- [Exercise details] Don't copy the pictures; return every other part of the records exactly.

- [Available data]
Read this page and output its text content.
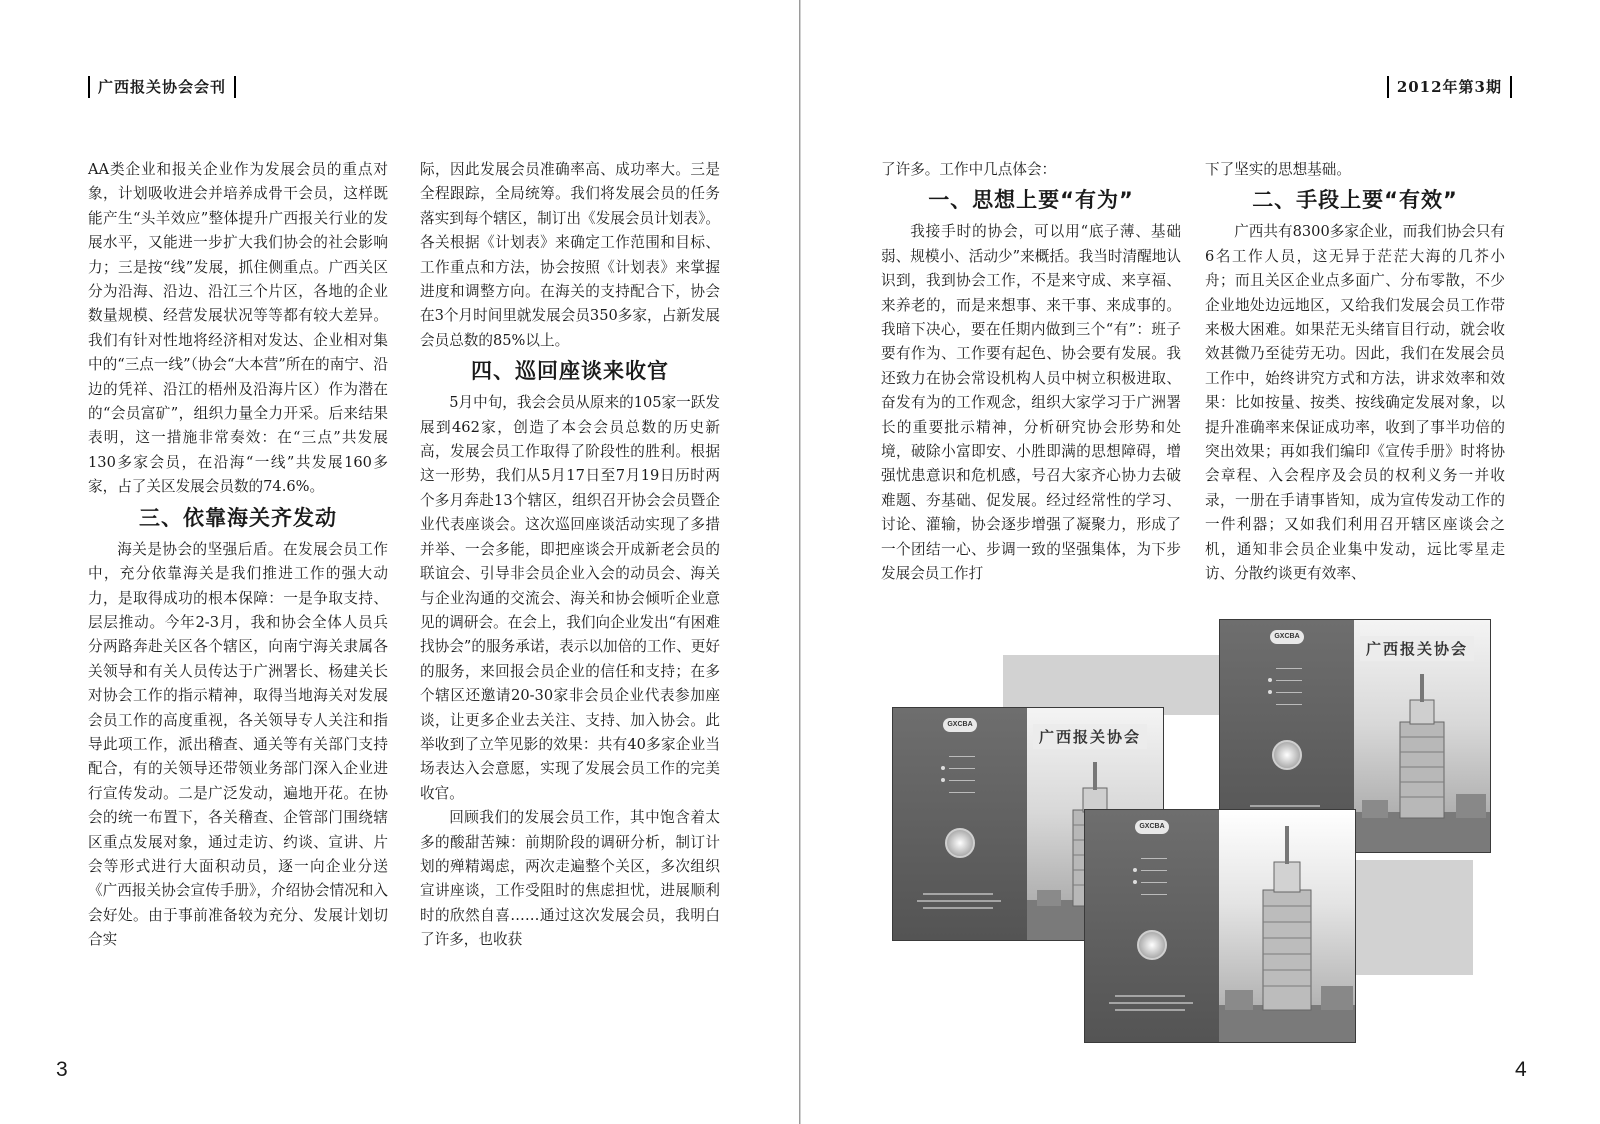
广西报关协会会刊

AA类企业和报关企业作为发展会员的重点对象，计划吸收进会并培养成骨干会员，这样既能产生“头羊效应”整体提升广西报关行业的发展水平，又能进一步扩大我们协会的社会影响力；三是按“线”发展，抓住侧重点。广西关区分为沿海、沿边、沿江三个片区，各地的企业数量规模、经营发展状况等等都有较大差异。我们有针对性地将经济相对发达、企业相对集中的“三点一线”（协会“大本营”所在的南宁、沿边的凭祥、沿江的梧州及沿海片区）作为潜在的“会员富矿”，组织力量全力开采。后来结果表明，这一措施非常奏效：在“三点”共发展130多家会员，在沿海“一线”共发展160多家，占了关区发展会员数的74.6%。

三、依靠海关齐发动

海关是协会的坚强后盾。在发展会员工作中，充分依靠海关是我们推进工作的强大动力，是取得成功的根本保障：一是争取支持、层层推动。今年2-3月，我和协会全体人员兵分两路奔赴关区各个辖区，向南宁海关隶属各关领导和有关人员传达于广洲署长、杨建关长对协会工作的指示精神，取得当地海关对发展会员工作的高度重视，各关领导专人关注和指导此项工作，派出稽查、通关等有关部门支持配合，有的关领导还带领业务部门深入企业进行宣传发动。二是广泛发动，遍地开花。在协会的统一布置下，各关稽查、企管部门围绕辖区重点发展对象，通过走访、约谈、宣讲、片会等形式进行大面积动员，逐一向企业分送《广西报关协会宣传手册》，介绍协会情况和入会好处。由于事前准备较为充分、发展计划切合实

际，因此发展会员准确率高、成功率大。三是全程跟踪，全局统筹。我们将发展会员的任务落实到每个辖区，制订出《发展会员计划表》。各关根据《计划表》来确定工作范围和目标、工作重点和方法，协会按照《计划表》来掌握进度和调整方向。在海关的支持配合下，协会在3个月时间里就发展会员350多家，占新发展会员总数的85%以上。

四、巡回座谈来收官

5月中旬，我会会员从原来的105家一跃发展到462家，创造了本会会员总数的历史新高，发展会员工作取得了阶段性的胜利。根据这一形势，我们从5月17日至7月19日历时两个多月奔赴13个辖区，组织召开协会会员暨企业代表座谈会。这次巡回座谈活动实现了多措并举、一会多能，即把座谈会开成新老会员的联谊会、引导非会员企业入会的动员会、海关与企业沟通的交流会、海关和协会倾听企业意见的调研会。在会上，我们向企业发出“有困难找协会”的服务承诺，表示以加倍的工作、更好的服务，来回报会员企业的信任和支持；在多个辖区还邀请20-30家非会员企业代表参加座谈，让更多企业去关注、支持、加入协会。此举收到了立竿见影的效果：共有40多家企业当场表达入会意愿，实现了发展会员工作的完美收官。

回顾我们的发展会员工作，其中饱含着太多的酸甜苦辣：前期阶段的调研分析，制订计划的殚精竭虑，两次走遍整个关区，多次组织宣讲座谈，工作受阻时的焦虑担忧，进展顺利时的欣然自喜……通过这次发展会员，我明白了许多，也收获

3
2012年第3期

了许多。工作中几点体会：

一、思想上要“有为”

我接手时的协会，可以用“底子薄、基础弱、规模小、活动少”来概括。我当时清醒地认识到，我到协会工作，不是来守成、来享福、来养老的，而是来想事、来干事、来成事的。我暗下决心，要在任期内做到三个“有”：班子要有作为、工作要有起色、协会要有发展。我还致力在协会常设机构人员中树立积极进取、奋发有为的工作观念，组织大家学习于广洲署长的重要批示精神，分析研究协会形势和处境，破除小富即安、小胜即满的思想障碍，增强忧患意识和危机感，号召大家齐心协力去破难题、夯基础、促发展。经过经常性的学习、讨论、灌输，协会逐步增强了凝聚力，形成了一个团结一心、步调一致的坚强集体，为下步发展会员工作打

下了坚实的思想基础。

二、手段上要“有效”

广西共有8300多家企业，而我们协会只有6名工作人员，这无异于茫茫大海的几芥小舟；而且关区企业点多面广、分布零散，不少企业地处边远地区，又给我们发展会员工作带来极大困难。如果茫无头绪盲目行动，就会收效甚微乃至徒劳无功。因此，我们在发展会员工作中，始终讲究方式和方法，讲求效率和效果：比如按量、按类、按线确定发展对象，以提升准确率来保证成功率，收到了事半功倍的突出效果；再如我们编印《宣传手册》时将协会章程、入会程序及会员的权利义务一并收录，一册在手请事皆知，成为宣传发动工作的一件利器；又如我们利用召开辖区座谈会之机，通知非会员企业集中发动，远比零星走访、分散约谈更有效率、

GXCBA
广西报关协会
GXCBA
广西报关协会
GXCBA
4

- [The answer]
Read this page and output its text content.
广西报关协会会刊

AA类企业和报关企业作为发展会员的重点对象，计划吸收进会并培养成骨干会员，这样既能产生“头羊效应”整体提升广西报关行业的发展水平，又能进一步扩大我们协会的社会影响力；三是按“线”发展，抓住侧重点。广西关区分为沿海、沿边、沿江三个片区，各地的企业数量规模、经营发展状况等等都有较大差异。我们有针对性地将经济相对发达、企业相对集中的“三点一线”（协会“大本营”所在的南宁、沿边的凭祥、沿江的梧州及沿海片区）作为潜在的“会员富矿”，组织力量全力开采。后来结果表明，这一措施非常奏效：在“三点”共发展130多家会员，在沿海“一线”共发展160多家，占了关区发展会员数的74.6%。

三、依靠海关齐发动

海关是协会的坚强后盾。在发展会员工作中，充分依靠海关是我们推进工作的强大动力，是取得成功的根本保障：一是争取支持、层层推动。今年2-3月，我和协会全体人员兵分两路奔赴关区各个辖区，向南宁海关隶属各关领导和有关人员传达于广洲署长、杨建关长对协会工作的指示精神，取得当地海关对发展会员工作的高度重视，各关领导专人关注和指导此项工作，派出稽查、通关等有关部门支持配合，有的关领导还带领业务部门深入企业进行宣传发动。二是广泛发动，遍地开花。在协会的统一布置下，各关稽查、企管部门围绕辖区重点发展对象，通过走访、约谈、宣讲、片会等形式进行大面积动员，逐一向企业分送《广西报关协会宣传手册》，介绍协会情况和入会好处。由于事前准备较为充分、发展计划切合实

际，因此发展会员准确率高、成功率大。三是全程跟踪，全局统筹。我们将发展会员的任务落实到每个辖区，制订出《发展会员计划表》。各关根据《计划表》来确定工作范围和目标、工作重点和方法，协会按照《计划表》来掌握进度和调整方向。在海关的支持配合下，协会在3个月时间里就发展会员350多家，占新发展会员总数的85%以上。

四、巡回座谈来收官

5月中旬，我会会员从原来的105家一跃发展到462家，创造了本会会员总数的历史新高，发展会员工作取得了阶段性的胜利。根据这一形势，我们从5月17日至7月19日历时两个多月奔赴13个辖区，组织召开协会会员暨企业代表座谈会。这次巡回座谈活动实现了多措并举、一会多能，即把座谈会开成新老会员的联谊会、引导非会员企业入会的动员会、海关与企业沟通的交流会、海关和协会倾听企业意见的调研会。在会上，我们向企业发出“有困难找协会”的服务承诺，表示以加倍的工作、更好的服务，来回报会员企业的信任和支持；在多个辖区还邀请20-30家非会员企业代表参加座谈，让更多企业去关注、支持、加入协会。此举收到了立竿见影的效果：共有40多家企业当场表达入会意愿，实现了发展会员工作的完美收官。

回顾我们的发展会员工作，其中饱含着太多的酸甜苦辣：前期阶段的调研分析，制订计划的殚精竭虑，两次走遍整个关区，多次组织宣讲座谈，工作受阻时的焦虑担忧，进展顺利时的欣然自喜……通过这次发展会员，我明白了许多，也收获

3
2012年第3期

了许多。工作中几点体会：

一、思想上要“有为”

我接手时的协会，可以用“底子薄、基础弱、规模小、活动少”来概括。我当时清醒地认识到，我到协会工作，不是来守成、来享福、来养老的，而是来想事、来干事、来成事的。我暗下决心，要在任期内做到三个“有”：班子要有作为、工作要有起色、协会要有发展。我还致力在协会常设机构人员中树立积极进取、奋发有为的工作观念，组织大家学习于广洲署长的重要批示精神，分析研究协会形势和处境，破除小富即安、小胜即满的思想障碍，增强忧患意识和危机感，号召大家齐心协力去破难题、夯基础、促发展。经过经常性的学习、讨论、灌输，协会逐步增强了凝聚力，形成了一个团结一心、步调一致的坚强集体，为下步发展会员工作打

下了坚实的思想基础。

二、手段上要“有效”

广西共有8300多家企业，而我们协会只有6名工作人员，这无异于茫茫大海的几芥小舟；而且关区企业点多面广、分布零散，不少企业地处边远地区，又给我们发展会员工作带来极大困难。如果茫无头绪盲目行动，就会收效甚微乃至徒劳无功。因此，我们在发展会员工作中，始终讲究方式和方法，讲求效率和效果：比如按量、按类、按线确定发展对象，以提升准确率来保证成功率，收到了事半功倍的突出效果；再如我们编印《宣传手册》时将协会章程、入会程序及会员的权利义务一并收录，一册在手请事皆知，成为宣传发动工作的一件利器；又如我们利用召开辖区座谈会之机，通知非会员企业集中发动，远比零星走访、分散约谈更有效率、

GXCBA
广西报关协会
GXCBA
广西报关协会
GXCBA
4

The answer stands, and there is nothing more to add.